>>>
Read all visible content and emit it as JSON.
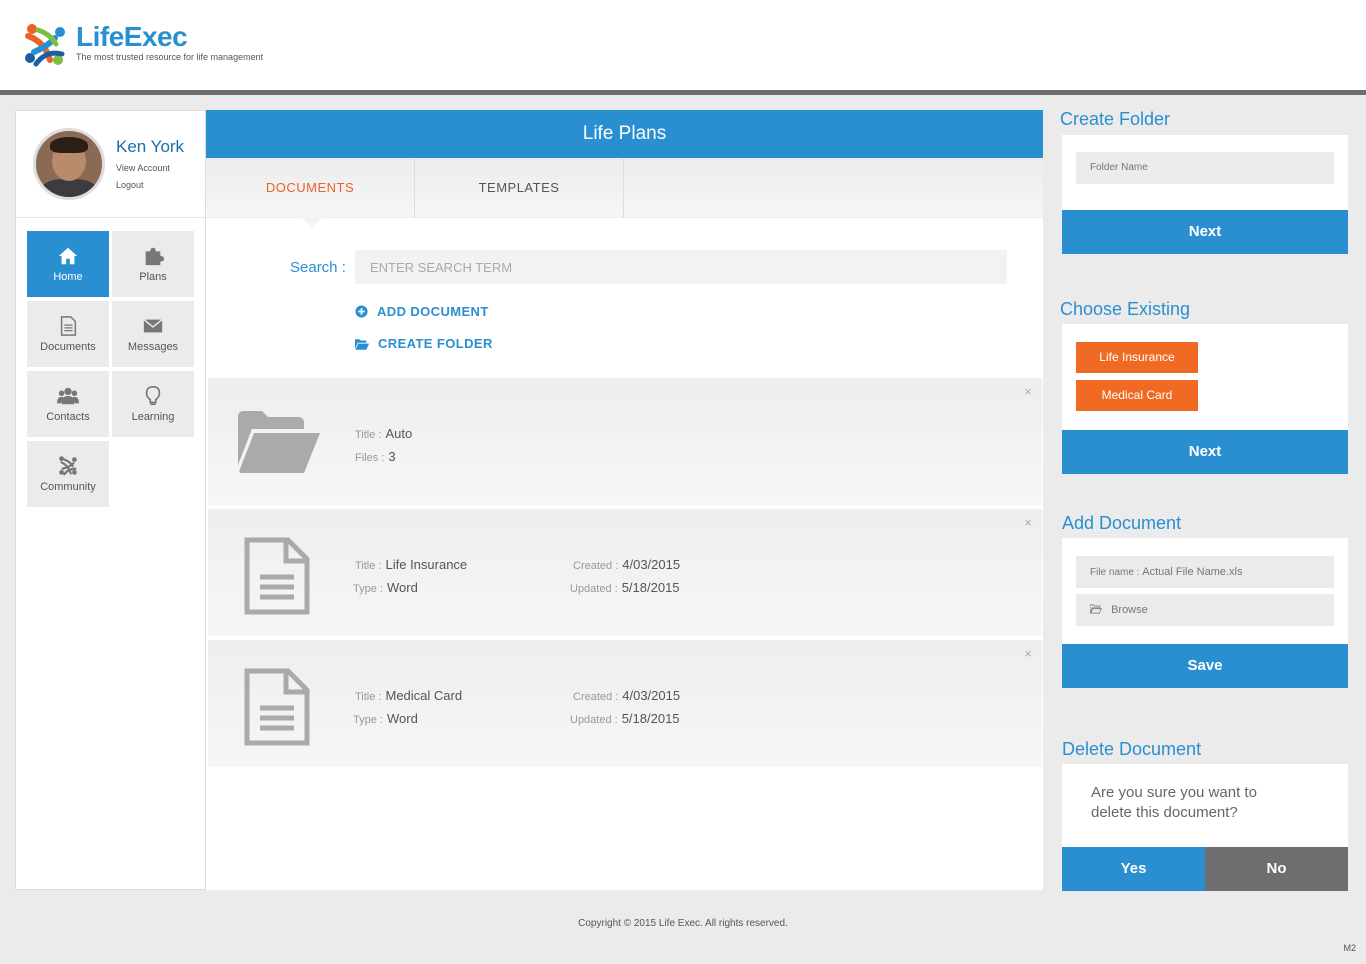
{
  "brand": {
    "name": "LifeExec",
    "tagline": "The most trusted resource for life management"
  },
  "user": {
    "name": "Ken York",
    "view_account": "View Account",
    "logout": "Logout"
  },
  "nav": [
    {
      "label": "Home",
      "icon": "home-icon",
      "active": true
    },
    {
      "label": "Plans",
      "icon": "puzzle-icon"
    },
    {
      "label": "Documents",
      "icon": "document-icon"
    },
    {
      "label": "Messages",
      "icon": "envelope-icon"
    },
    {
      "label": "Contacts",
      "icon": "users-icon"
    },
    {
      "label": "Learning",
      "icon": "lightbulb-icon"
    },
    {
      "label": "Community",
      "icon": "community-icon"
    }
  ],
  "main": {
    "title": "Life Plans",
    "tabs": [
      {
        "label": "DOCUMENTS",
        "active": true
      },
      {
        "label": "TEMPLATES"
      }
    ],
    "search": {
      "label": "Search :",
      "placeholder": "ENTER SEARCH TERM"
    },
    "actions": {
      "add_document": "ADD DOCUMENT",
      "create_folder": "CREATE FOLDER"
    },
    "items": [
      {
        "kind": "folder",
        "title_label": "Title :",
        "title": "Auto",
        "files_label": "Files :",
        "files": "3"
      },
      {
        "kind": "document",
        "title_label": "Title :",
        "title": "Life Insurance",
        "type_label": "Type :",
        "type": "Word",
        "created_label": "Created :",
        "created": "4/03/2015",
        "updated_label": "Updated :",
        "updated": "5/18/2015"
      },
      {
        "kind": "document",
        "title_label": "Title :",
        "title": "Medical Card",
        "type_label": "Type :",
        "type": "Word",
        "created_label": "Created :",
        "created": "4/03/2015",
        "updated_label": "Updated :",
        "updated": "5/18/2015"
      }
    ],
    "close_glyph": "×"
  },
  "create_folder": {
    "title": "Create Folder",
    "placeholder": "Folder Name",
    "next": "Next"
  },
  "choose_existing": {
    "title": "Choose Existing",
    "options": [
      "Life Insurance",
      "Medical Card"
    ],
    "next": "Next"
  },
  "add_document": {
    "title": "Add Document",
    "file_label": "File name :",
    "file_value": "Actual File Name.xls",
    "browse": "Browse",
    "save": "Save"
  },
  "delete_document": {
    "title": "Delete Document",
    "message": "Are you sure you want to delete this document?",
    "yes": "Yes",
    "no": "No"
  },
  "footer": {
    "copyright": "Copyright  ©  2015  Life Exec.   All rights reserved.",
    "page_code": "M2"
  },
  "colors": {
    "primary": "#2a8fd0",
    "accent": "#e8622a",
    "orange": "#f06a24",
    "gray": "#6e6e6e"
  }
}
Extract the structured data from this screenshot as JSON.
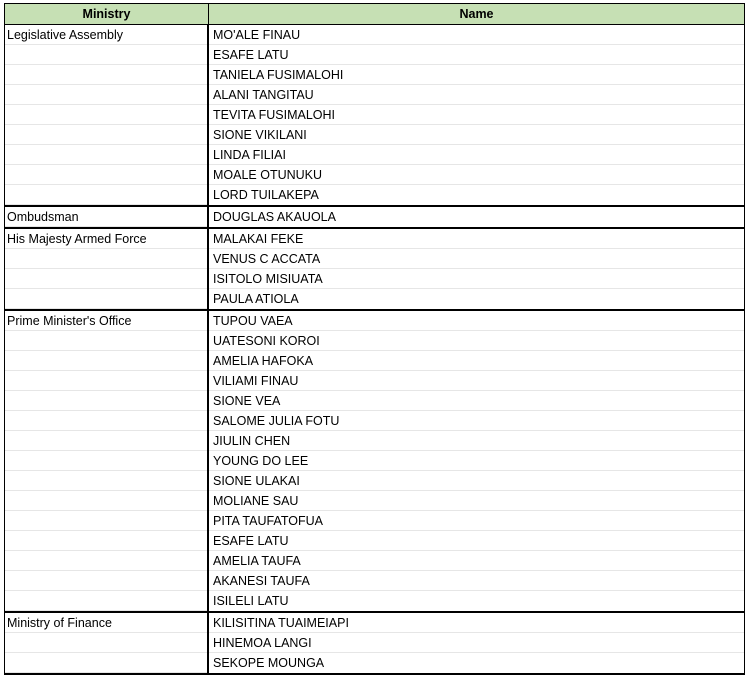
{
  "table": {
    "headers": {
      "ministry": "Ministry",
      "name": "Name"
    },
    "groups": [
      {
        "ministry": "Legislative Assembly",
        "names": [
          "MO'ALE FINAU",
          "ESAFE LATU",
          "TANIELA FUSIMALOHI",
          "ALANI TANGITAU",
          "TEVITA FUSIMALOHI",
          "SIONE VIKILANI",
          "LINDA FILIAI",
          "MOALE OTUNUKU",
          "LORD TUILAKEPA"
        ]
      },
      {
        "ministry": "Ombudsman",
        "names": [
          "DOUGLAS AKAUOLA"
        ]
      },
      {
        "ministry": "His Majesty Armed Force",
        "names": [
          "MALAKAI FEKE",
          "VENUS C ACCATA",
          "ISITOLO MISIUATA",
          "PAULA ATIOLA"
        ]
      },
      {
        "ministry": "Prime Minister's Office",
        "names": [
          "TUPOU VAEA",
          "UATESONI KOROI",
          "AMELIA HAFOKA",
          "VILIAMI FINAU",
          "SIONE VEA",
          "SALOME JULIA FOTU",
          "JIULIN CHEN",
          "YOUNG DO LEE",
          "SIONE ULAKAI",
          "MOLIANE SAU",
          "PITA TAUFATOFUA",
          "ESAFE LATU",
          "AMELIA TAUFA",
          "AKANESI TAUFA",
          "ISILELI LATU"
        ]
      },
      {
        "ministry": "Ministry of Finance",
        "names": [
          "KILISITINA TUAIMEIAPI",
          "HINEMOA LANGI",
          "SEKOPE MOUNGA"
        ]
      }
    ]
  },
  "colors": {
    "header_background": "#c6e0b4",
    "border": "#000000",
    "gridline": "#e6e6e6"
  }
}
<<<
>>>
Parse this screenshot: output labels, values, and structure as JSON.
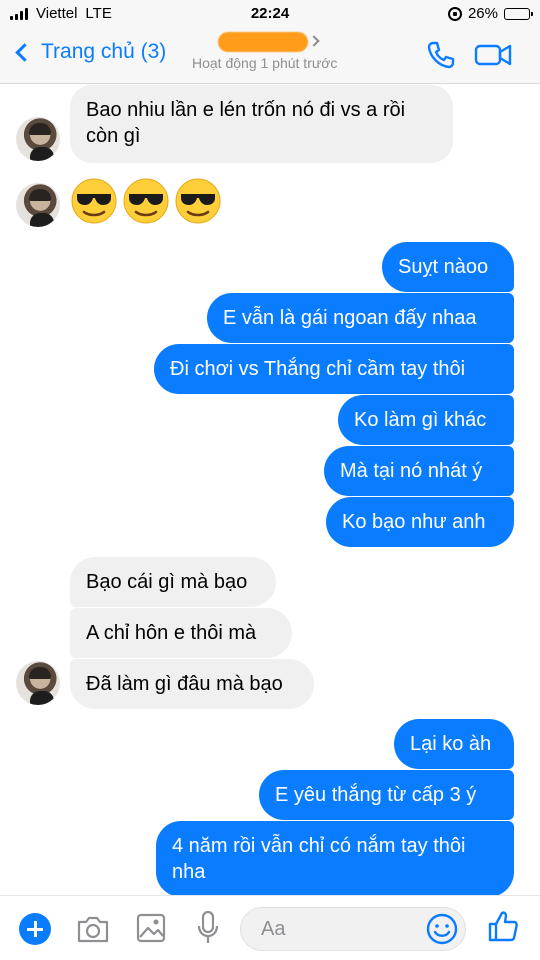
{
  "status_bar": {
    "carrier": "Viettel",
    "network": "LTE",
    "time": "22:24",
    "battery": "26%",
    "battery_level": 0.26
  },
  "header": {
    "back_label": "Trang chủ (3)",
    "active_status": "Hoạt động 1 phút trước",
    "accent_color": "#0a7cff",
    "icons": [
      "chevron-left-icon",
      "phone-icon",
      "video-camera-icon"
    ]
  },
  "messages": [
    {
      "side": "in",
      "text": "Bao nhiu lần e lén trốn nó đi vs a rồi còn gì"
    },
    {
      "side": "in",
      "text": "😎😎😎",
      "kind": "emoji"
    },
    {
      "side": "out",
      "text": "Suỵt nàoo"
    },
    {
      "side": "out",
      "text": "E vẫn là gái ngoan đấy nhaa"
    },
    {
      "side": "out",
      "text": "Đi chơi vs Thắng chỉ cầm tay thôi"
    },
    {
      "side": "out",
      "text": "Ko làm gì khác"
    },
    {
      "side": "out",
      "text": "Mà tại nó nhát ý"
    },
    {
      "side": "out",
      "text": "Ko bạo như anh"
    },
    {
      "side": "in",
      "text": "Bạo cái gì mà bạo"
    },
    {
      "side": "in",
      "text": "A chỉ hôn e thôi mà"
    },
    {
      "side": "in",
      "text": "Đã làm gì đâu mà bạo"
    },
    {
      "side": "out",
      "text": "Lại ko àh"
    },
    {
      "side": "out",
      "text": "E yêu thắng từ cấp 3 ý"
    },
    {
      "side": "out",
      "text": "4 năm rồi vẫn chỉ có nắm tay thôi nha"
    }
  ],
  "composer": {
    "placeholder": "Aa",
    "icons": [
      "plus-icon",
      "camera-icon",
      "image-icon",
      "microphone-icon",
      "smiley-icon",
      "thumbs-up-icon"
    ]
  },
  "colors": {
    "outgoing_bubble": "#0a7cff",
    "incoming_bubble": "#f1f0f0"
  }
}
<<<
>>>
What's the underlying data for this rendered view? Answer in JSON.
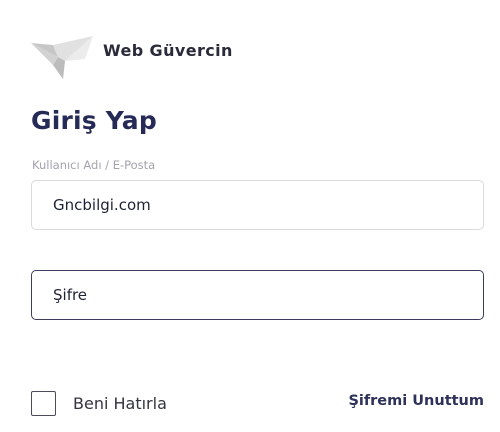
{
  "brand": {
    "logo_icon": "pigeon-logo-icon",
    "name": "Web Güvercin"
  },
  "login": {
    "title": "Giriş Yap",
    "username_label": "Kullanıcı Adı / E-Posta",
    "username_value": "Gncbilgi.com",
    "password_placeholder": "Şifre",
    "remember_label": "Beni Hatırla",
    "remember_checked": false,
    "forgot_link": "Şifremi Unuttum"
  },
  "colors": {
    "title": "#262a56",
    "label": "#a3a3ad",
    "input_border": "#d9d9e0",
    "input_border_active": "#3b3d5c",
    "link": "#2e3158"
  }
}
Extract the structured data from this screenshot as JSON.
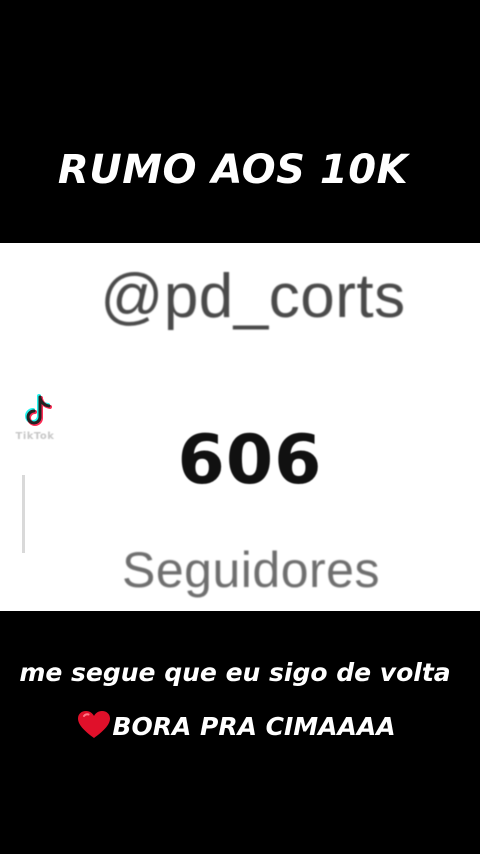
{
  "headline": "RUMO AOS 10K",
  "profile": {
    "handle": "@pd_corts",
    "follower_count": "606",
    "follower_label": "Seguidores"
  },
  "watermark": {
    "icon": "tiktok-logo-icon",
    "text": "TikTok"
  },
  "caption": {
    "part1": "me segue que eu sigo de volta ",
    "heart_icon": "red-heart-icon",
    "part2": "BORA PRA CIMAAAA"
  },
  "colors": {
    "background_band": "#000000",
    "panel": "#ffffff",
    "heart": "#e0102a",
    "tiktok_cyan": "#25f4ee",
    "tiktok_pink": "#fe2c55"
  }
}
<<<
▶ [Requirements]:
Copy out every line in the entries above that holds "SIONE".

▶ [Correct answer]:
          "SIONE VIKILANI",
          "SIONE VEA",
          "SIONE ULAKAI",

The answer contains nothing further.